For example, while accessing (reading or writing) an email or meeting request, a user may be referencing a document, for example, stored on a remote server. The user may perform one or more actions on the document, such as, for example, searching/browsing the document, opening and viewing the document, and/or attaching the document in a reply email, etc. In response, information extractor 204 extracts and collects certain types of information associated with the email context, the user action, and the document. Relationship builder 205 is configured to evaluate such information to build an internal data structure which represents the relationships between people, emails, user actions, and documents.
Subsequently, when the user accesses the same or similar email threads, suggestion engine 206 is configured to suggest a list of documents which are most relevant to the given email context based on the relationship information available from relationship information base 106. Thus, in addition to a regular mail client user interface 202 having email context, a companion panel 203 is also displayed in a graphical user interface (GUI) 201. The companion panel 203 is used to present a list of one or more suggested documents that are determined to be related to a particular email and/or the associated email thread currently accessed by the user and presented within the mail client GUI 202.
Similarly, when the user composes an email (or meeting request) to any recipients in the inbox, suggestion engine 206 is also configured to suggest a list of documents which are most relevant to the given email context based on the relationship information available from relationship information base 106. For example, the suggestion engine 206 may suggest to the user the document previously received by the same recipient if the user happened to be part of the same email thread in the past regardless of being the sender, or being one of the recipients.
According to one embodiment, user behaviors (or actions) include, but are not limited to, searching a document by a specific keyword, viewing a document, downloading a remote document to local storage, attaching a document as a mail attachment, and user-defined actions (e.g., specifically tagging a specific email with a specific document), etc. In other words, a user behavior implies a relationship between a particular email (e.g., email context) and a document, which is a building block of the relationship information base behind the scene. To ensure the accuracy and quality, according to one embodiment, a user behavior is assigned with a weight to represent a level of relevance. Different weights may be assigned dependent upon the circumstances, such as, for example, how a document is handled by a user of an email associated with the document. In one embodiment, a weight associated with a user behavior is determined dependent upon a type of user action such as, for example, “Search”, “View”, “Download”, “Attach & Send”, “Received”, and “User-defined” actions, where a “Search” action is assigned with a lowest weight while a “User-defined” action is assigned with a highest weight. For example, if a user conducts a search for particular document, a lower weight is assigned to the associated relationship than a situation when the user downloads the same document. Similarly, when a user explicitly defines (e.g., tagging) a relationship between an email and a document, the highest weight is assigned to the corresponding relationship between the email and the document.
Specifically, according to certain embodiments, information extractor 204 actively monitors and collects all related contextual information for a given email context. In addition to those user behaviors described above, an email context may further include certain email properties, such as, for example, email subject, people involved in the email, attached documents in the email, and/or a keyword. A keyword may be defined by using a data mining tool or textual analysis technology to extract the keywords from an email body or alternatively, by searching keywords defined by a user when the user searches the server repository for data. People may include an email sender and/or recipient.

▸ Listing:
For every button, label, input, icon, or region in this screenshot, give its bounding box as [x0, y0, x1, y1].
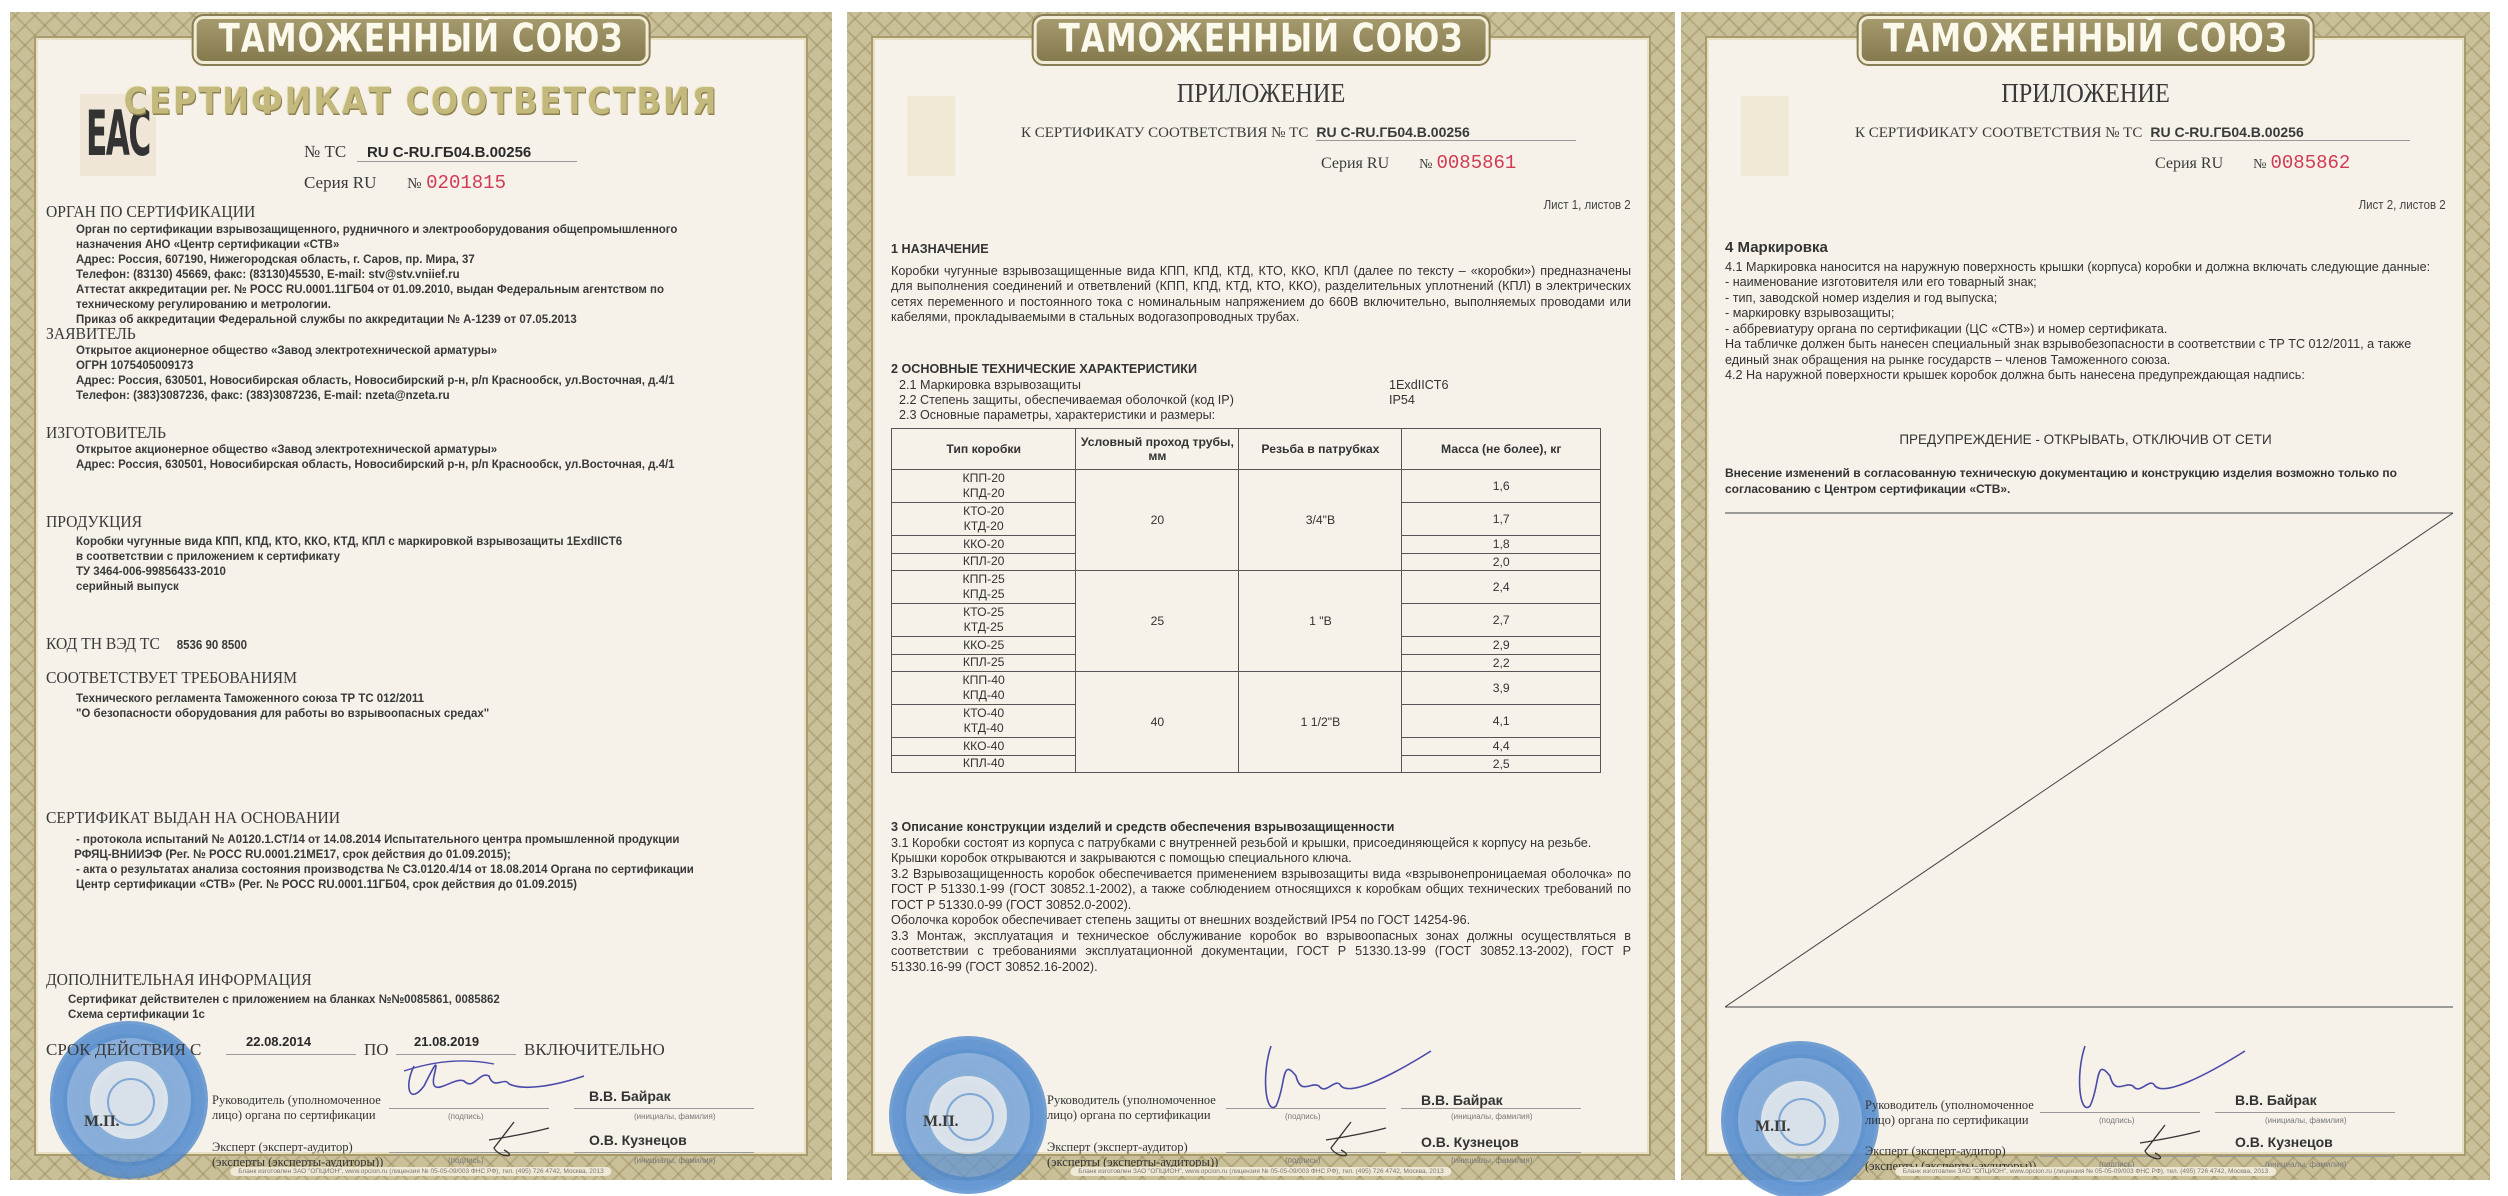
sheet-number: Лист 1, листов 2: [1544, 198, 1631, 212]
expert-role-label: Эксперт (эксперт-аудитор) (эксперты (экс…: [212, 1140, 383, 1170]
stamp-place-label: М.П.: [84, 1113, 120, 1131]
box-type-cell: ККО-20: [892, 536, 1076, 554]
section-heading-issued-basis: СЕРТИФИКАТ ВЫДАН НА ОСНОВАНИИ: [46, 808, 340, 828]
section-specs: 2 ОСНОВНЫЕ ТЕХНИЧЕСКИЕ ХАРАКТЕРИСТИКИ 2.…: [891, 362, 1631, 423]
blank-footer: Бланк изготовлен ЗАО "ОПЦИОН", www.opcio…: [1070, 1167, 1451, 1176]
box-type-cell: КТО-40КТД-40: [892, 705, 1076, 738]
mass-cell: 2,0: [1402, 553, 1601, 571]
head-name: В.В. Байрак: [589, 1088, 671, 1104]
appendix-certificate-ref: К СЕРТИФИКАТУ СООТВЕТСТВИЯ № ТСRU C-RU.Г…: [1855, 124, 2410, 142]
mass-cell: 2,7: [1402, 604, 1601, 637]
blank-space-z-line: [1725, 511, 2453, 1009]
thread-cell: 1 1/2"B: [1239, 672, 1402, 773]
section-additional-info: Сертификат действителен с приложением на…: [68, 992, 500, 1022]
mass-cell: 2,9: [1402, 637, 1601, 655]
mass-cell: 3,9: [1402, 672, 1601, 705]
customs-union-banner: ТАМОЖЕННЫЙ СОЮЗ: [194, 16, 649, 64]
expert-name: О.В. Кузнецов: [2235, 1134, 2333, 1150]
mass-cell: 1,8: [1402, 536, 1601, 554]
table-row: КПП-40КПД-40401 1/2"B3,9: [892, 672, 1601, 705]
mass-cell: 2,2: [1402, 654, 1601, 672]
head-role-label: Руководитель (уполномоченное лицо) орган…: [1047, 1093, 1216, 1123]
expert-signature-icon: [474, 1118, 554, 1163]
table-row: КПП-25КПД-25251 "B2,4: [892, 571, 1601, 604]
head-signature-icon: [2055, 1036, 2255, 1126]
mass-cell: 2,4: [1402, 571, 1601, 604]
certificate-title: СЕРТИФИКАТ СООТВЕТСТВИЯ: [34, 82, 808, 120]
section-purpose: 1 НАЗНАЧЕНИЕ Коробки чугунные взрывозащи…: [891, 242, 1631, 326]
change-note: Внесение изменений в согласованную техни…: [1725, 466, 2446, 497]
expert-name: О.В. Кузнецов: [589, 1132, 687, 1148]
customs-union-banner: ТАМОЖЕННЫЙ СОЮЗ: [1858, 16, 2313, 64]
section-products: Коробки чугунные вида КПП, КПД, КТО, ККО…: [76, 534, 622, 594]
section-heading-applicant: ЗАЯВИТЕЛЬ: [46, 324, 136, 344]
box-type-cell: КПЛ-40: [892, 755, 1076, 773]
box-type-cell: КПП-25КПД-25: [892, 571, 1076, 604]
certificate-page: ТАМОЖЕННЫЙ СОЮЗ ЕАС СЕРТИФИКАТ СООТВЕТСТ…: [10, 12, 832, 1180]
specifications-table: Тип коробки Условный проход трубы, мм Ре…: [891, 428, 1601, 773]
appendix-page-1: ТАМОЖЕННЫЙ СОЮЗ ПРИЛОЖЕНИЕ К СЕРТИФИКАТУ…: [847, 12, 1675, 1180]
section-issued-basis: - протокола испытаний № А0120.1.СТ/14 от…: [76, 832, 694, 892]
certificate-number: № ТС RU C-RU.ГБ04.В.00256: [304, 142, 577, 162]
warning-text: ПРЕДУПРЕЖДЕНИЕ - ОТКРЫВАТЬ, ОТКЛЮЧИВ ОТ …: [1705, 432, 2466, 447]
table-row: КПП-20КПД-20203/4"B1,6: [892, 470, 1601, 503]
appendix-title: ПРИЛОЖЕНИЕ: [1743, 78, 2428, 109]
blank-footer: Бланк изготовлен ЗАО "ОПЦИОН", www.opcio…: [230, 1167, 611, 1176]
blank-footer: Бланк изготовлен ЗАО "ОПЦИОН", www.opcio…: [1895, 1167, 2276, 1176]
section-heading-requirements: СООТВЕТСТВУЕТ ТРЕБОВАНИЯМ: [46, 668, 297, 688]
appendix-series: Серия RU № 0085861: [1321, 152, 1516, 174]
box-type-cell: КПП-20КПД-20: [892, 470, 1076, 503]
section-heading-manufacturer: ИЗГОТОВИТЕЛЬ: [46, 423, 166, 443]
stamp-place-label: М.П.: [923, 1113, 959, 1131]
bore-cell: 20: [1076, 470, 1239, 571]
sheet-number: Лист 2, листов 2: [2359, 198, 2446, 212]
box-type-cell: КТО-20КТД-20: [892, 503, 1076, 536]
customs-union-banner: ТАМОЖЕННЫЙ СОЮЗ: [1034, 16, 1489, 64]
expert-role-label: Эксперт (эксперт-аудитор) (эксперты (экс…: [1047, 1140, 1218, 1170]
head-signature-icon: [394, 1046, 594, 1116]
section-marking: 4 Маркировка 4.1 Маркировка наносится на…: [1725, 240, 2446, 384]
box-type-cell: КТО-25КТД-25: [892, 604, 1076, 637]
mass-cell: 4,1: [1402, 705, 1601, 738]
expert-signature-icon: [1311, 1118, 1391, 1163]
expert-name: О.В. Кузнецов: [1421, 1134, 1519, 1150]
section-requirements: Технического регламента Таможенного союз…: [76, 691, 489, 721]
certificate-series: Серия RU № 0201815: [304, 172, 506, 194]
mass-cell: 1,7: [1402, 503, 1601, 536]
section-construction: 3 Описание конструкции изделий и средств…: [891, 820, 1631, 975]
appendix-certificate-ref: К СЕРТИФИКАТУ СООТВЕТСТВИЯ № ТСRU C-RU.Г…: [1021, 124, 1576, 142]
section-applicant: Открытое акционерное общество «Завод эле…: [76, 343, 675, 403]
box-type-cell: ККО-40: [892, 738, 1076, 756]
box-type-cell: КПП-40КПД-40: [892, 672, 1076, 705]
seal-stamp-icon: [889, 1036, 1047, 1194]
mass-cell: 1,6: [1402, 470, 1601, 503]
bore-cell: 25: [1076, 571, 1239, 672]
section-manufacturer: Открытое акционерное общество «Завод эле…: [76, 442, 675, 472]
mass-cell: 2,5: [1402, 755, 1601, 773]
expert-signature-icon: [2125, 1121, 2205, 1166]
appendix-title: ПРИЛОЖЕНИЕ: [910, 78, 1612, 109]
tn-ved-code-row: КОД ТН ВЭД ТС 8536 90 8500: [46, 634, 247, 654]
head-signature-icon: [1241, 1036, 1441, 1126]
seal-stamp-icon: [1721, 1041, 1879, 1196]
thread-cell: 1 "B: [1239, 571, 1402, 672]
section-heading-additional-info: ДОПОЛНИТЕЛЬНАЯ ИНФОРМАЦИЯ: [46, 970, 312, 990]
section-certification-body: Орган по сертификации взрывозащищенного,…: [76, 222, 677, 327]
head-role-label: Руководитель (уполномоченное лицо) орган…: [212, 1093, 381, 1123]
stamp-place-label: М.П.: [1755, 1118, 1791, 1136]
thread-cell: 3/4"B: [1239, 470, 1402, 571]
head-role-label: Руководитель (уполномоченное лицо) орган…: [1865, 1098, 2034, 1128]
bore-cell: 40: [1076, 672, 1239, 773]
appendix-series: Серия RU № 0085862: [2155, 152, 2350, 174]
section-heading-products: ПРОДУКЦИЯ: [46, 512, 142, 532]
box-type-cell: ККО-25: [892, 637, 1076, 655]
box-type-cell: КПЛ-25: [892, 654, 1076, 672]
mass-cell: 4,4: [1402, 738, 1601, 756]
appendix-page-2: ТАМОЖЕННЫЙ СОЮЗ ПРИЛОЖЕНИЕ К СЕРТИФИКАТУ…: [1681, 12, 2490, 1180]
box-type-cell: КПЛ-20: [892, 553, 1076, 571]
section-heading-certification-body: ОРГАН ПО СЕРТИФИКАЦИИ: [46, 202, 255, 222]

▸ Short exercise 1:
The passage on suggesting documents from email context uses the types of user action to decide the weight given to a user behavior. List every one of these types that it names in quotation marks.
▸ Short exercise 2:
Write the next part of the passage on suggesting documents from email context. Begin right after its final sentence.

▸ Task result 1:
- "Search"
- "View"
- "Download"
- "Attach & Send"
- "Received"
- "User-defined"

▸ Task result 2:
For example, when a user performs a user action (e.g. open and view a document) while accessing an email, information extractor 204 automatically collects and associates the current contextual information, including “People”, “Subject”, and “Keywords” extracted from the email context, with a “View” action. In addition, when a user attaches a document, inserts the document URL, or inserts a screen capture of the document into an email, the information extractor 204 automatically collects and associates current contextual information, including “People”, “Subject”, and “Keywords” extracted from the email context, with an “Attach” action. Similarly, when a user explicitly creates an association between a remote document and a current email (e.g. tagging), the information extractor 204 automatically collects current email context information including “People”, “Subject”, and “Keywords” and associates such information with a “User Define” action. Furthermore, when the user receives an email, the system automatically checks the email to determine if any document has been previously associated with or attached by the sender. If so, the information extractor 204 collects and associates the current contextual information including “People”, “Subject”, and “Keywords” with a “Receive” action.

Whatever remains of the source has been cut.